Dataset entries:

========================

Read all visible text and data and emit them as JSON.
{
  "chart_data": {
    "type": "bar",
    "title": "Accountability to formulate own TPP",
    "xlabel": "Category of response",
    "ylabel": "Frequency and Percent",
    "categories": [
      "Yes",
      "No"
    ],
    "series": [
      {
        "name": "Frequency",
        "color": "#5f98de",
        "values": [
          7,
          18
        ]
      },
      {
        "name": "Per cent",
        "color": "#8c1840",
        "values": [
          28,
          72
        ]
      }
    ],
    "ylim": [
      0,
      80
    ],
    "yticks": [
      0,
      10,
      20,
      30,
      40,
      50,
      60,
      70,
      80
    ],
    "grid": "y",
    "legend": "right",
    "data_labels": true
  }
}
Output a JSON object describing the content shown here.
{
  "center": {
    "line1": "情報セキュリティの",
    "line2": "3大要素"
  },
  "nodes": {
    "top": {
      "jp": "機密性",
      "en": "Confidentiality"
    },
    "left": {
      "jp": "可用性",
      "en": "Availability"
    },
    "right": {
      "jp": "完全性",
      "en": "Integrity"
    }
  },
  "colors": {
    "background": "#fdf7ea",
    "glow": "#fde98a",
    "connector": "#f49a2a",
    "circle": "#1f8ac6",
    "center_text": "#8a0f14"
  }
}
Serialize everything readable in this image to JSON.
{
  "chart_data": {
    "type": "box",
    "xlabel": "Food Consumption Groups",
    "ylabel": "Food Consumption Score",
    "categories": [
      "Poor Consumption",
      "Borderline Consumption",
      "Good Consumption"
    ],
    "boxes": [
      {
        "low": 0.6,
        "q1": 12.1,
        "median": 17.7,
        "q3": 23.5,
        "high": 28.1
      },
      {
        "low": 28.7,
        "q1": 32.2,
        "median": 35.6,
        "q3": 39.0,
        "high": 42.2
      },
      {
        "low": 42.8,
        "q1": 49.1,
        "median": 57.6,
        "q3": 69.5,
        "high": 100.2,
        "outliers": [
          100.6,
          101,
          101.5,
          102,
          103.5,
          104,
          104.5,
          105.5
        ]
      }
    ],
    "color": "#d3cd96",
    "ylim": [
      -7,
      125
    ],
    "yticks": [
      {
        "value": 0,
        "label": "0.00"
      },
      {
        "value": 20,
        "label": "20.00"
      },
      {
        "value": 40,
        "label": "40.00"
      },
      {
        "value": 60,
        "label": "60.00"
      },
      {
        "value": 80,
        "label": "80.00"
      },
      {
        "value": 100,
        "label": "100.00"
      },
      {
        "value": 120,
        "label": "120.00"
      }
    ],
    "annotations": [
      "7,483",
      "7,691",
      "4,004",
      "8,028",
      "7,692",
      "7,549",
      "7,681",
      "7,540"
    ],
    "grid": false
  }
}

========================

Copy all of the data exactly.

Solution for this task:
Read all visible text and data and emit them as JSON.
{
  "chart_data": {
    "type": "bar",
    "title": "Accountability to formulate own TPP",
    "xlabel": "Category of response",
    "ylabel": "Frequency and Percent",
    "categories": [
      "Yes",
      "No"
    ],
    "series": [
      {
        "name": "Frequency",
        "color": "#5f98de",
        "values": [
          7,
          18
        ]
      },
      {
        "name": "Per cent",
        "color": "#8c1840",
        "values": [
          28,
          72
        ]
      }
    ],
    "ylim": [
      0,
      80
    ],
    "yticks": [
      0,
      10,
      20,
      30,
      40,
      50,
      60,
      70,
      80
    ],
    "grid": "y",
    "legend": "right",
    "data_labels": true
  }
}
Output a JSON object describing the content shown here.
{
  "center": {
    "line1": "情報セキュリティの",
    "line2": "3大要素"
  },
  "nodes": {
    "top": {
      "jp": "機密性",
      "en": "Confidentiality"
    },
    "left": {
      "jp": "可用性",
      "en": "Availability"
    },
    "right": {
      "jp": "完全性",
      "en": "Integrity"
    }
  },
  "colors": {
    "background": "#fdf7ea",
    "glow": "#fde98a",
    "connector": "#f49a2a",
    "circle": "#1f8ac6",
    "center_text": "#8a0f14"
  }
}
Serialize everything readable in this image to JSON.
{
  "chart_data": {
    "type": "box",
    "xlabel": "Food Consumption Groups",
    "ylabel": "Food Consumption Score",
    "categories": [
      "Poor Consumption",
      "Borderline Consumption",
      "Good Consumption"
    ],
    "boxes": [
      {
        "low": 0.6,
        "q1": 12.1,
        "median": 17.7,
        "q3": 23.5,
        "high": 28.1
      },
      {
        "low": 28.7,
        "q1": 32.2,
        "median": 35.6,
        "q3": 39.0,
        "high": 42.2
      },
      {
        "low": 42.8,
        "q1": 49.1,
        "median": 57.6,
        "q3": 69.5,
        "high": 100.2,
        "outliers": [
          100.6,
          101,
          101.5,
          102,
          103.5,
          104,
          104.5,
          105.5
        ]
      }
    ],
    "color": "#d3cd96",
    "ylim": [
      -7,
      125
    ],
    "yticks": [
      {
        "value": 0,
        "label": "0.00"
      },
      {
        "value": 20,
        "label": "20.00"
      },
      {
        "value": 40,
        "label": "40.00"
      },
      {
        "value": 60,
        "label": "60.00"
      },
      {
        "value": 80,
        "label": "80.00"
      },
      {
        "value": 100,
        "label": "100.00"
      },
      {
        "value": 120,
        "label": "120.00"
      }
    ],
    "annotations": [
      "7,483",
      "7,691",
      "4,004",
      "8,028",
      "7,692",
      "7,549",
      "7,681",
      "7,540"
    ],
    "grid": false
  }
}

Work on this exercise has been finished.